# What the task requires
Scan the data. Collect each line that contains the word "Basic".

# Entries
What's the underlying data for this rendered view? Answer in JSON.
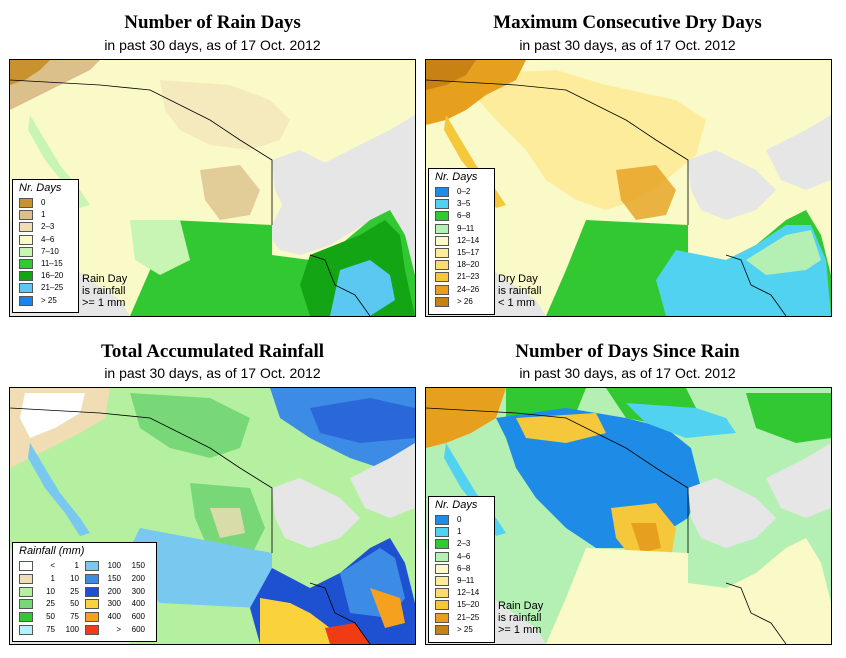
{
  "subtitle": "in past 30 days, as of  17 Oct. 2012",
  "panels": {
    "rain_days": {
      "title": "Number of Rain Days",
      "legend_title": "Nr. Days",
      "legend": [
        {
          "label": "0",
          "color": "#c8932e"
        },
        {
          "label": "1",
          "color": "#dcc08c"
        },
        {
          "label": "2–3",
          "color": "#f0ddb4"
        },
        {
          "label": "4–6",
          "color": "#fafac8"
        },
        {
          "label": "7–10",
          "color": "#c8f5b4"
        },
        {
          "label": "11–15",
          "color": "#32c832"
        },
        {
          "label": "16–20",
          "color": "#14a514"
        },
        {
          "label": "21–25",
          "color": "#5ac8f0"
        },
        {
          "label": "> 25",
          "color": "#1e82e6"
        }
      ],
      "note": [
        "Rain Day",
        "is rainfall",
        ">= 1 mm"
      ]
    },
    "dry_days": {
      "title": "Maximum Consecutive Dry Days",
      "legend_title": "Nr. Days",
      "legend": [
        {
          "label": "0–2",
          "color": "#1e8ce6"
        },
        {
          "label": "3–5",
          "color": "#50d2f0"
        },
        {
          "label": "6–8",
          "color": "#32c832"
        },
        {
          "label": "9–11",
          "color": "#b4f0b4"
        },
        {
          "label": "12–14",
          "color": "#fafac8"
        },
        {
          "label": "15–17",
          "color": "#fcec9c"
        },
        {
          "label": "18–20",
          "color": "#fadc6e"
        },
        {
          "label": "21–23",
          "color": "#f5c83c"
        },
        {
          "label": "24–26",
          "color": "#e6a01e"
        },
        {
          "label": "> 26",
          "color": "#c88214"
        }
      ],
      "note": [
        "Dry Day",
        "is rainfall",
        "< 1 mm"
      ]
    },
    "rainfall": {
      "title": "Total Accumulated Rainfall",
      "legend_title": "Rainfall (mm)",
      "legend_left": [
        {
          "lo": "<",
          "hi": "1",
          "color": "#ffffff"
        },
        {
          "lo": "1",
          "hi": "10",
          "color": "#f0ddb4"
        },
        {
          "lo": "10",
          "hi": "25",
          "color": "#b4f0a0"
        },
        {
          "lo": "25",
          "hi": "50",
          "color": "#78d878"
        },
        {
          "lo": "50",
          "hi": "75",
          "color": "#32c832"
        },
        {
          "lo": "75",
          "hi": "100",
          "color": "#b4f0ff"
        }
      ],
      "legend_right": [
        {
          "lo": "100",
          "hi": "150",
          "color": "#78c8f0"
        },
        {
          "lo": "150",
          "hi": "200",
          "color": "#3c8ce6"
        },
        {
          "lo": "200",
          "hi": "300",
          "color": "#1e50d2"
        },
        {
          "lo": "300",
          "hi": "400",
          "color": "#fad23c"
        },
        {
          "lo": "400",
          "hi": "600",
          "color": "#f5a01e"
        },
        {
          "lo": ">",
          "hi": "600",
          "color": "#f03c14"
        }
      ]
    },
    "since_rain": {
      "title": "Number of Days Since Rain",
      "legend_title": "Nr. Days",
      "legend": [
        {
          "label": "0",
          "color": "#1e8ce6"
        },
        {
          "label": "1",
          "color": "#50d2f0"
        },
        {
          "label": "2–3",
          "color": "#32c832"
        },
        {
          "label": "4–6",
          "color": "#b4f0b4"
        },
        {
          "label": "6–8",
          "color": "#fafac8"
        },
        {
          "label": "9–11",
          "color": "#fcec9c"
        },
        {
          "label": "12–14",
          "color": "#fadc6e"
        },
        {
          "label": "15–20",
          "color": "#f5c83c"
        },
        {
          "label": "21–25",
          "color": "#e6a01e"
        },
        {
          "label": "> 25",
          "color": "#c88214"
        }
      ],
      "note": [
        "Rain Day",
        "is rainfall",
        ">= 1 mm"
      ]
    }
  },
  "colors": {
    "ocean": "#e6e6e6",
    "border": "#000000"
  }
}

==

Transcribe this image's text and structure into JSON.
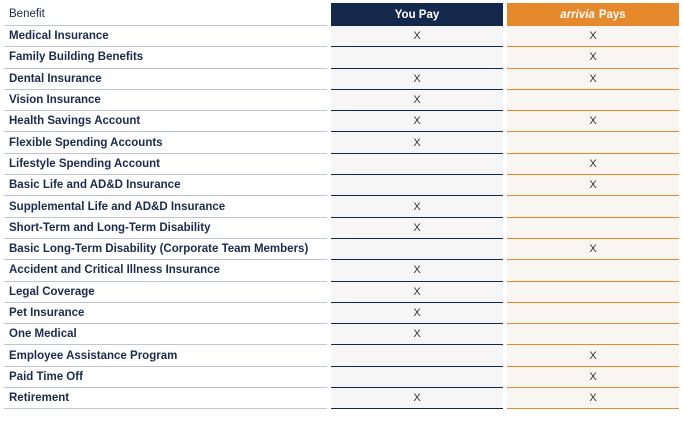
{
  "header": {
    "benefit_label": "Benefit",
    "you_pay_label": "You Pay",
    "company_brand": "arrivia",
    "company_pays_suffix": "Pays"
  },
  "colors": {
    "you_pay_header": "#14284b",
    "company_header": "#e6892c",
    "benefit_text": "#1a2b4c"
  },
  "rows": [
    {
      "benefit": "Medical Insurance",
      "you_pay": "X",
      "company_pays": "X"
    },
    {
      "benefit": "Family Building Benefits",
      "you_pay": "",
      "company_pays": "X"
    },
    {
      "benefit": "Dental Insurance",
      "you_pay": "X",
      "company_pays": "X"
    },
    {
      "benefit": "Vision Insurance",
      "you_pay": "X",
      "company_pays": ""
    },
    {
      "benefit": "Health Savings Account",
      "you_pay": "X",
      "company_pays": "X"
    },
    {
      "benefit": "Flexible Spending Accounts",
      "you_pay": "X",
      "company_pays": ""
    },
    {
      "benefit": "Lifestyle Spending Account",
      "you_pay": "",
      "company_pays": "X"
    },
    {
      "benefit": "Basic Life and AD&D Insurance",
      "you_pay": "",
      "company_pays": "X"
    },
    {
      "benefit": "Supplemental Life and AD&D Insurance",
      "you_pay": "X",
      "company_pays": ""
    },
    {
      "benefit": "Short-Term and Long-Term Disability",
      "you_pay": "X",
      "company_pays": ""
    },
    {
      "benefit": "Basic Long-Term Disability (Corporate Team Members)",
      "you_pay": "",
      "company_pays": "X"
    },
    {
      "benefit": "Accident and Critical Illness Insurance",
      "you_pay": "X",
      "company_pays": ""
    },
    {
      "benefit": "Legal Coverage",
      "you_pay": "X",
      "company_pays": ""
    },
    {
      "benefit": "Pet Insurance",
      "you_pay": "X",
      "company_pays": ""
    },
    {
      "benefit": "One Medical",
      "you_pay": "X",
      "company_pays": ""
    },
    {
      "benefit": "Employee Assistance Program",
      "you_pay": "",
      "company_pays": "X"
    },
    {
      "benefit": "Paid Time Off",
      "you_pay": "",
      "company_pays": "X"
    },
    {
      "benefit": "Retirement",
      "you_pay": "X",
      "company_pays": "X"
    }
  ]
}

==

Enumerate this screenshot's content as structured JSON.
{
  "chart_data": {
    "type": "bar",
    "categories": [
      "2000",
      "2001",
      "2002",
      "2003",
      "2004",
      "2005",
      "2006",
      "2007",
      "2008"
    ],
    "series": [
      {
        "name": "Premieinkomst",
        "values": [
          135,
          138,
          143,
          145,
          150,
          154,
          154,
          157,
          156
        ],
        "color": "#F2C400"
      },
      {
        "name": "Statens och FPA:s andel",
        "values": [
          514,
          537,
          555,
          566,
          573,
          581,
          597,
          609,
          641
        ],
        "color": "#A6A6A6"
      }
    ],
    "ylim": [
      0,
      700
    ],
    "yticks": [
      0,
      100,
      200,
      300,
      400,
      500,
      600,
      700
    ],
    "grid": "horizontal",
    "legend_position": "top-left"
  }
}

# Output for this task
      "benefit": "Basic Life and AD&D Insurance",
      "benefit": "Basic Long-Term Disability (Corporate Team Members)",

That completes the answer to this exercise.